--- START ---

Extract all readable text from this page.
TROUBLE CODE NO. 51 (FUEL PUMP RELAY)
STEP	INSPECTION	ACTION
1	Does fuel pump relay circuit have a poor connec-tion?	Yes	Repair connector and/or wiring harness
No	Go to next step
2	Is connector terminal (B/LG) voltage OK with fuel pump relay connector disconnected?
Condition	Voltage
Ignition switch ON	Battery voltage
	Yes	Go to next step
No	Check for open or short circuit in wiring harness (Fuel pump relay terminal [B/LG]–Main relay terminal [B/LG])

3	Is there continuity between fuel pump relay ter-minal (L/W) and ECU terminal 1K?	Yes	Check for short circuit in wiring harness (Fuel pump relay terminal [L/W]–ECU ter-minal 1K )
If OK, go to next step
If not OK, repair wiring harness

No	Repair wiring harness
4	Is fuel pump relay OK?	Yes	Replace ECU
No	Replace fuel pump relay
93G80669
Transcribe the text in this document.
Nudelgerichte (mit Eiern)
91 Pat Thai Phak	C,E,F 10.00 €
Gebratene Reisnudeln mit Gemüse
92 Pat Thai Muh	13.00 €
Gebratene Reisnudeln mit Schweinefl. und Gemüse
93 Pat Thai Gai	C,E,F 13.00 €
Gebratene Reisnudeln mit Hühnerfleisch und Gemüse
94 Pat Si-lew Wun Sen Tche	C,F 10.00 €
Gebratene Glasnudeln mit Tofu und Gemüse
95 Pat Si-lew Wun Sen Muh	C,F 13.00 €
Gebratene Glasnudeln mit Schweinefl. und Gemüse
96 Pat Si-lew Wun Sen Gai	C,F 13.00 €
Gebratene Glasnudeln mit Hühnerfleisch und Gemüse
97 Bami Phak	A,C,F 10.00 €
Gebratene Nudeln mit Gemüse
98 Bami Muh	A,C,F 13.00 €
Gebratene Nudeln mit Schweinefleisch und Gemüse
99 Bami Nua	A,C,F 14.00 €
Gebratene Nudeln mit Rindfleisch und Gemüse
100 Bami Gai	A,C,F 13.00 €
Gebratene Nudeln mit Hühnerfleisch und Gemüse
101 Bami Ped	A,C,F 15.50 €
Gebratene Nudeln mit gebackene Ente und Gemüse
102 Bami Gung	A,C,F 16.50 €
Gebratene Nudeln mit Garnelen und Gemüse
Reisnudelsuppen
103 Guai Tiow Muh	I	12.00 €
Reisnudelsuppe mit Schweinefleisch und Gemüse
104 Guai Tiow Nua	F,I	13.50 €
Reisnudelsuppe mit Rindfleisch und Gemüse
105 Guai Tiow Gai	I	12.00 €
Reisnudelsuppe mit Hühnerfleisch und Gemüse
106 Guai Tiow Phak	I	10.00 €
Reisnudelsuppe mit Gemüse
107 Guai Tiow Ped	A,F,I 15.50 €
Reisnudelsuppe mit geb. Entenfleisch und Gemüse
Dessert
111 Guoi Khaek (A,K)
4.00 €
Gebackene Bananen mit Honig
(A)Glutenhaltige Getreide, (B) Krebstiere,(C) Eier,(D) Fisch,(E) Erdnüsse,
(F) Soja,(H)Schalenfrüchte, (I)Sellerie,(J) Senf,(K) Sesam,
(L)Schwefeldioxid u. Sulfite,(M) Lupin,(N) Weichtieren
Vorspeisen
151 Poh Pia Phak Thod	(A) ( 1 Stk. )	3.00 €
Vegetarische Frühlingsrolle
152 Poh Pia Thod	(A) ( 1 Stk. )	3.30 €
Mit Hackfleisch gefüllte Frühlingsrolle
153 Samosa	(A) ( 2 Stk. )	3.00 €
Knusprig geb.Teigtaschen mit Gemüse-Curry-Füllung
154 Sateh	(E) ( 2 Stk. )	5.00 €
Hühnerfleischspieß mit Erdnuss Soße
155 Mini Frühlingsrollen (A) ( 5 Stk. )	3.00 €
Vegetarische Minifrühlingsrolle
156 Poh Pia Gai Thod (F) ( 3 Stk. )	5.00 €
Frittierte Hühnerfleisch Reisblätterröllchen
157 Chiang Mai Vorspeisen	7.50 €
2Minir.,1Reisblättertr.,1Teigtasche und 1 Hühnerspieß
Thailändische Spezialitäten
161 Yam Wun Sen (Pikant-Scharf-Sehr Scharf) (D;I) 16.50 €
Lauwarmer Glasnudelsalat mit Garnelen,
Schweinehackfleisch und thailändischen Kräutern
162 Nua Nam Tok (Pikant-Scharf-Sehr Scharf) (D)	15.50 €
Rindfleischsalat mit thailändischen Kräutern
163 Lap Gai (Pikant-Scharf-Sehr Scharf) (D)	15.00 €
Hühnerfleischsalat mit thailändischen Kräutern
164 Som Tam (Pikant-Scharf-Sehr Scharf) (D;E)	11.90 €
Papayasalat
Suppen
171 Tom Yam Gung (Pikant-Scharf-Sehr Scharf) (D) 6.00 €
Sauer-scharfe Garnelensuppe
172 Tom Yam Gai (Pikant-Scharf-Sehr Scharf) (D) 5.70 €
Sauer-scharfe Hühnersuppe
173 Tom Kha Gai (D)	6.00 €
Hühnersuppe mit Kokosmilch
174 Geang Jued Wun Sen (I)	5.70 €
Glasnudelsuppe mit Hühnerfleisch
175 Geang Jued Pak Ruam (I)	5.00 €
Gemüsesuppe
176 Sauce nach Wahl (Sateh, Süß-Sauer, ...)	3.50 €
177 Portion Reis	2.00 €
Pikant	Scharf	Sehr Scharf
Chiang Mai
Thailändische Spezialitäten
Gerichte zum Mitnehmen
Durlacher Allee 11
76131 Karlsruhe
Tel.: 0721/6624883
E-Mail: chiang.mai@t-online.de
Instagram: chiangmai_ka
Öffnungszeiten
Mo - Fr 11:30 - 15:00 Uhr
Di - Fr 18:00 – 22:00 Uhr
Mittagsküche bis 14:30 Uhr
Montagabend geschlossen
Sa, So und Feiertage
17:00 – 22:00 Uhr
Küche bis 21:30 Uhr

--- END ---
--- START ---

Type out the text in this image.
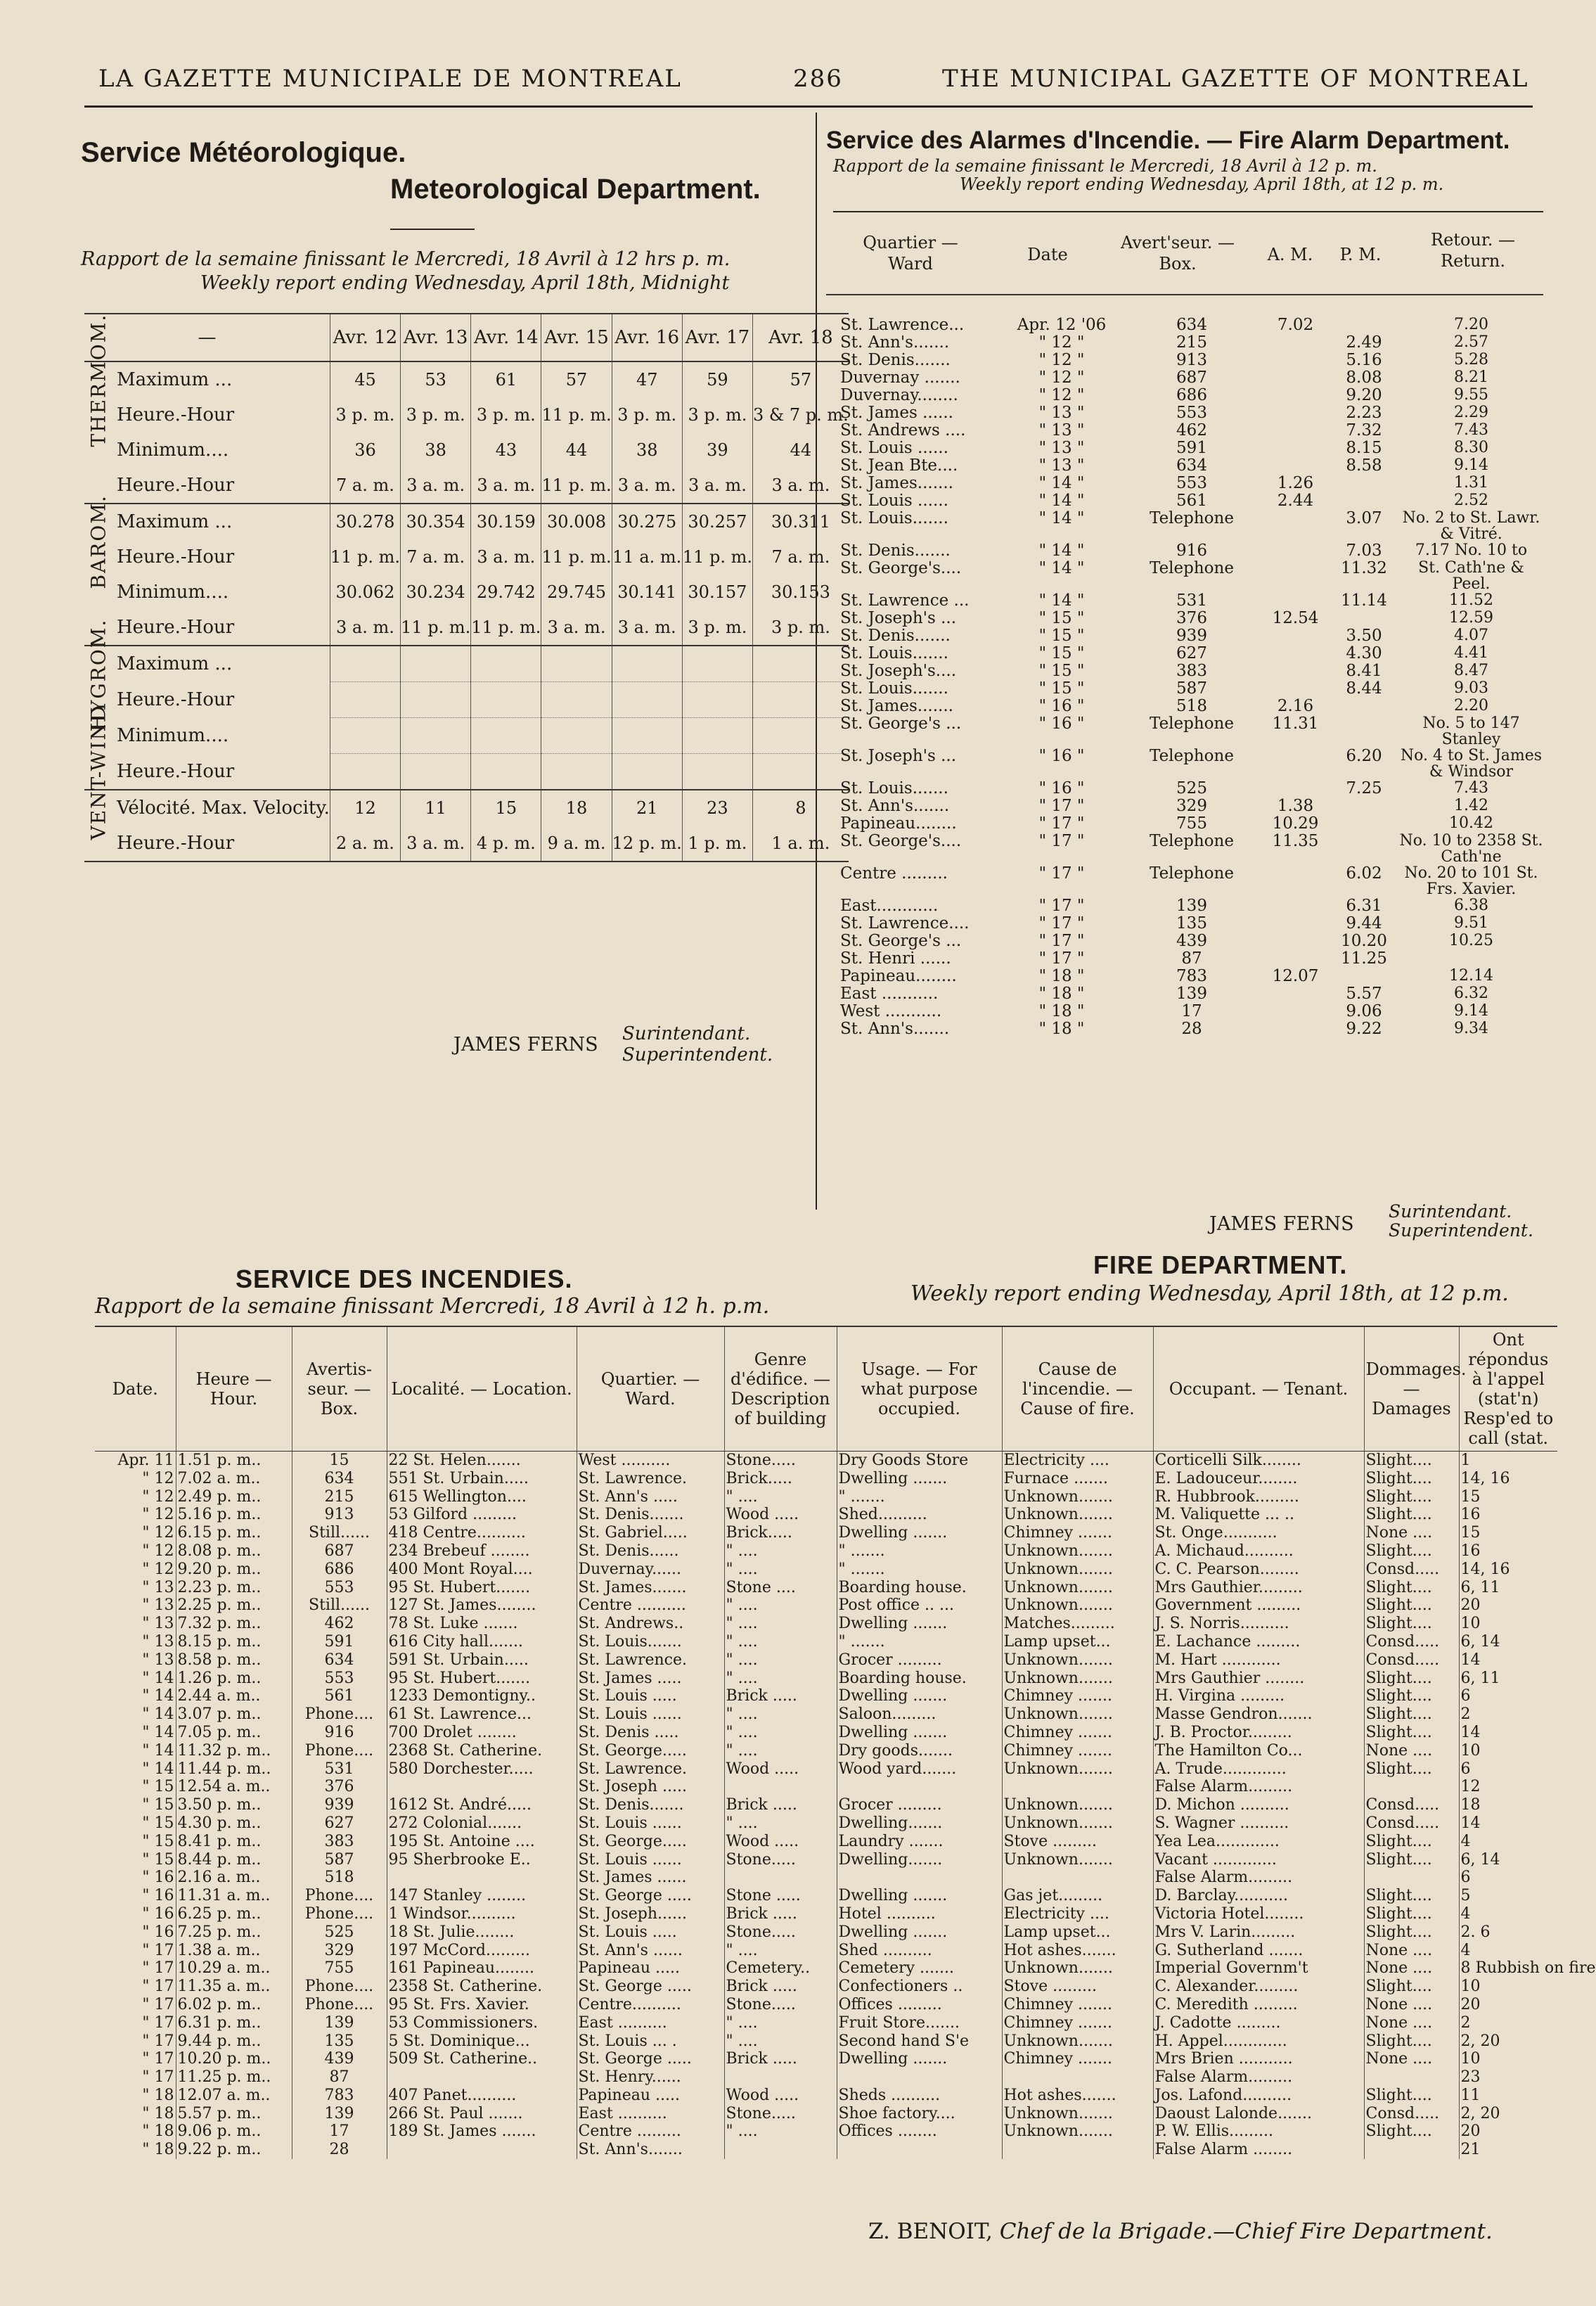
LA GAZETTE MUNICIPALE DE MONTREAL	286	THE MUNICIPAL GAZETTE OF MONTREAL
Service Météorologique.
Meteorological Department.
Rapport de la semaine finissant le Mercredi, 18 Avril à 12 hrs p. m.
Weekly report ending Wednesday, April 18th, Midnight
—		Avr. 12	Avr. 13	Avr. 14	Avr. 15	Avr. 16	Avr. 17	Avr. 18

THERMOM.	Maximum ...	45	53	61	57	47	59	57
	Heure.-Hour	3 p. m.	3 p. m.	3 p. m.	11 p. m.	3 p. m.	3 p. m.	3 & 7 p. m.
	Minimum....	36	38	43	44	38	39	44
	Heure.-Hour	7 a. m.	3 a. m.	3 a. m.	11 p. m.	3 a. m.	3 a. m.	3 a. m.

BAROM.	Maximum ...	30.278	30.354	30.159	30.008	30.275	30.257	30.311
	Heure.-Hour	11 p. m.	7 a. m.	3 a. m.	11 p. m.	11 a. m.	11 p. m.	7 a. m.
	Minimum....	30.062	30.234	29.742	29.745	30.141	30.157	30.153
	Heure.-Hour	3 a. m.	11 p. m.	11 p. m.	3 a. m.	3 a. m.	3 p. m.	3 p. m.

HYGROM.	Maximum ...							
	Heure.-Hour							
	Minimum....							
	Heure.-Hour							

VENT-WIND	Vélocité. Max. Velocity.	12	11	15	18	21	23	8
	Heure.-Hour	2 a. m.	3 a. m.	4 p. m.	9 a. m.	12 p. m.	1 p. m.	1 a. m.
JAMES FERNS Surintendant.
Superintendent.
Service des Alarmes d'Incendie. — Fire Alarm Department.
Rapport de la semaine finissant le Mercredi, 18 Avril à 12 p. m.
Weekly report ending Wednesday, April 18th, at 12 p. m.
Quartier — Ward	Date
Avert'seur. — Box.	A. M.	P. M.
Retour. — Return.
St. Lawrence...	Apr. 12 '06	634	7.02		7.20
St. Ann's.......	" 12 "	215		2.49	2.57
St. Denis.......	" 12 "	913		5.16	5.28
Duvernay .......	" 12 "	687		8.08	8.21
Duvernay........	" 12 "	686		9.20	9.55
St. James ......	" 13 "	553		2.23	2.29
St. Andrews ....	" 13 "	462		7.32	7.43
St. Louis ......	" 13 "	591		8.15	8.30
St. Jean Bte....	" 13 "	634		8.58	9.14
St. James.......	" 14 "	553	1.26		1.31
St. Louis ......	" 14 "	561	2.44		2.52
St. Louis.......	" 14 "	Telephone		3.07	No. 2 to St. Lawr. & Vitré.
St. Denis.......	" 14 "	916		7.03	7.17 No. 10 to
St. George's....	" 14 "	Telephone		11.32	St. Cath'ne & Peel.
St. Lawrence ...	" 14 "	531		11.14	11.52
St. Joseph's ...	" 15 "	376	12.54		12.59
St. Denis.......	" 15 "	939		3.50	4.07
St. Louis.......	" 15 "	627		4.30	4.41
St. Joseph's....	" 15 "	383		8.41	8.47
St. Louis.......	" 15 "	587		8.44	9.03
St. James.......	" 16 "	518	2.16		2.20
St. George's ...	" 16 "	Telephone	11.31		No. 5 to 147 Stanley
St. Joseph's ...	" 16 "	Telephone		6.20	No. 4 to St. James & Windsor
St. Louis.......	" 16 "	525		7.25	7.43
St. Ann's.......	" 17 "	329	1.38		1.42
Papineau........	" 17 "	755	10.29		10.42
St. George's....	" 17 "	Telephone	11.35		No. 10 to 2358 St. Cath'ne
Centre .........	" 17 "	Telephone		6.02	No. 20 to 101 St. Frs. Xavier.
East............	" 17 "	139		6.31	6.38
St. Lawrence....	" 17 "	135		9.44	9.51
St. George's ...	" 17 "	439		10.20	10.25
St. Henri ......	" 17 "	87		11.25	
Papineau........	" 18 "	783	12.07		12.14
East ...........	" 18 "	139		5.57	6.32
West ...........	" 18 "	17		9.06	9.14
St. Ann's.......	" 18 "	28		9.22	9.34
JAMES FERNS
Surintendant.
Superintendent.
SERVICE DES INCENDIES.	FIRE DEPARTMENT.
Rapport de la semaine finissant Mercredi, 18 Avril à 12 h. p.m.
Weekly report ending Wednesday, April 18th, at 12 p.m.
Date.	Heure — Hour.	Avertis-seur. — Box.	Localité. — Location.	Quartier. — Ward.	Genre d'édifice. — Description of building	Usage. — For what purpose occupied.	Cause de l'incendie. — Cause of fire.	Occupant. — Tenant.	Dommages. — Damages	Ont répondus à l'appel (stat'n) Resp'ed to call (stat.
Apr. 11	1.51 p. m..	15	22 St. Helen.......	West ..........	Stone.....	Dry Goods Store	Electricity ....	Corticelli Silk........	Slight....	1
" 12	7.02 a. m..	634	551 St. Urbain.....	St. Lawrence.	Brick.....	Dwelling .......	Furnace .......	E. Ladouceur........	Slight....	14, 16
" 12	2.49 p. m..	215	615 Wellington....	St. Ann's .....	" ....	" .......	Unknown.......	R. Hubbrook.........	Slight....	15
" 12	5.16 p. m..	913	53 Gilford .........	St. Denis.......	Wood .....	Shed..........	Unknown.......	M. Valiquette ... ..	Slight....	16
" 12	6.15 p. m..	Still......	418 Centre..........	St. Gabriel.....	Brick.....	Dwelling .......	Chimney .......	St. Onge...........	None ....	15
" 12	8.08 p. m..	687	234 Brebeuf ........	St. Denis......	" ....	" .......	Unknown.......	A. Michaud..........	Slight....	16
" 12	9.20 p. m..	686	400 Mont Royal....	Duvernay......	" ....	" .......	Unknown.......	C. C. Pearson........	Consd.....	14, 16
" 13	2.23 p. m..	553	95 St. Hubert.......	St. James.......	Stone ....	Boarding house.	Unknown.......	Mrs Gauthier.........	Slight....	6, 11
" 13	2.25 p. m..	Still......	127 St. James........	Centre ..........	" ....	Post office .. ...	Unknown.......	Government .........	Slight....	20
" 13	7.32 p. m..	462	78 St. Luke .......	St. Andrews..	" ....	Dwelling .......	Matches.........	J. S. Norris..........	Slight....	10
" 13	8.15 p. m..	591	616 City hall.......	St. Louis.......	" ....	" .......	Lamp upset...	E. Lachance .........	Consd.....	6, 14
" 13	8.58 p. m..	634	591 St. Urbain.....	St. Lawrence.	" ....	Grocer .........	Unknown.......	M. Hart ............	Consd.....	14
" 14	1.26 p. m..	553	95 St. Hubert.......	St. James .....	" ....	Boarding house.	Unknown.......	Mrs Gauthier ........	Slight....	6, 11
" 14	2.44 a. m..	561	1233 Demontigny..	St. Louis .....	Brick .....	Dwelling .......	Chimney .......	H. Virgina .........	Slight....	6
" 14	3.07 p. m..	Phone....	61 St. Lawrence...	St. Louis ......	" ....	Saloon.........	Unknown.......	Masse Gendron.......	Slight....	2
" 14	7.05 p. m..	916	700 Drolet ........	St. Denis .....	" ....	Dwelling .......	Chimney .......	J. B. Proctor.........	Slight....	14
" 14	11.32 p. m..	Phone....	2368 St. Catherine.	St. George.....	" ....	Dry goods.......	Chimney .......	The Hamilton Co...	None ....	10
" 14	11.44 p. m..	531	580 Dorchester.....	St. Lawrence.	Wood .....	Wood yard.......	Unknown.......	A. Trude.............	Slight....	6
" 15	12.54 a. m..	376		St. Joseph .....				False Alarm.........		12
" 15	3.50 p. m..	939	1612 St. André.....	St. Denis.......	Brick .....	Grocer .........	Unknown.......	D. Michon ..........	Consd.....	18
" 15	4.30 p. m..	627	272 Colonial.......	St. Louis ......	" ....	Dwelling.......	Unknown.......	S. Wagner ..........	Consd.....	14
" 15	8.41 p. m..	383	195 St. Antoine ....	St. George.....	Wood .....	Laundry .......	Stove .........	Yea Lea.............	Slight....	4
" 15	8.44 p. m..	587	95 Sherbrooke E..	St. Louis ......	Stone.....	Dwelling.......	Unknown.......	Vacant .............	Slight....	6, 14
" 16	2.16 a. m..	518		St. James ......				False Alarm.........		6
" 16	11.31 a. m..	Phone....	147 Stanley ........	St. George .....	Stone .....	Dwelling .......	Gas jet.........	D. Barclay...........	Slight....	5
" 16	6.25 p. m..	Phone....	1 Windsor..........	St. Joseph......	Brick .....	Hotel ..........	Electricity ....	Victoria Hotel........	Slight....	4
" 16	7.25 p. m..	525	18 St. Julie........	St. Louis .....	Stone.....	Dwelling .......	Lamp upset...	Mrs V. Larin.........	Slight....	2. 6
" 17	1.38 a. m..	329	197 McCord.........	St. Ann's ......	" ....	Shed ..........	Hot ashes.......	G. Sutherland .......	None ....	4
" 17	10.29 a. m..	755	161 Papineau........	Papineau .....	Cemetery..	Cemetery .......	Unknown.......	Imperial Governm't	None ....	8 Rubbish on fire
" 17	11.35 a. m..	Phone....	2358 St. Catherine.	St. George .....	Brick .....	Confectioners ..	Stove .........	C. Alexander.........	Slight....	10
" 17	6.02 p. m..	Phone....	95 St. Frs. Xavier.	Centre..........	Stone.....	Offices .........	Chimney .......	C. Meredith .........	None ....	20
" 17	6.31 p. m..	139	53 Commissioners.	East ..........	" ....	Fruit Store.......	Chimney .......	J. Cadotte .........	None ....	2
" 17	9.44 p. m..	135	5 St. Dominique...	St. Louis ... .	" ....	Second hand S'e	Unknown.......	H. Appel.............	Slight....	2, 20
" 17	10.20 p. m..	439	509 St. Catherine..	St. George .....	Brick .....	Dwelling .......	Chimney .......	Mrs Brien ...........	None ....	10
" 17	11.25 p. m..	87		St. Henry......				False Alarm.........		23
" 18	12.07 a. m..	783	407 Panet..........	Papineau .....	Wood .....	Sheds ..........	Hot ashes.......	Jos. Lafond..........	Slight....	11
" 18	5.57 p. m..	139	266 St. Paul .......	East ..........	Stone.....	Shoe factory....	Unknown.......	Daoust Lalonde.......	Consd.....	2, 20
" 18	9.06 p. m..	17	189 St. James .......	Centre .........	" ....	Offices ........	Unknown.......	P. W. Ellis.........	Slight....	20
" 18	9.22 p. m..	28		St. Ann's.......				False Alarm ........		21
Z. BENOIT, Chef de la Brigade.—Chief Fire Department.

--- END ---

▸ **What is asked**:
Report only the number of lines in the listing that contain the word "Boarding".

▸ **Solution for this exercise**:
2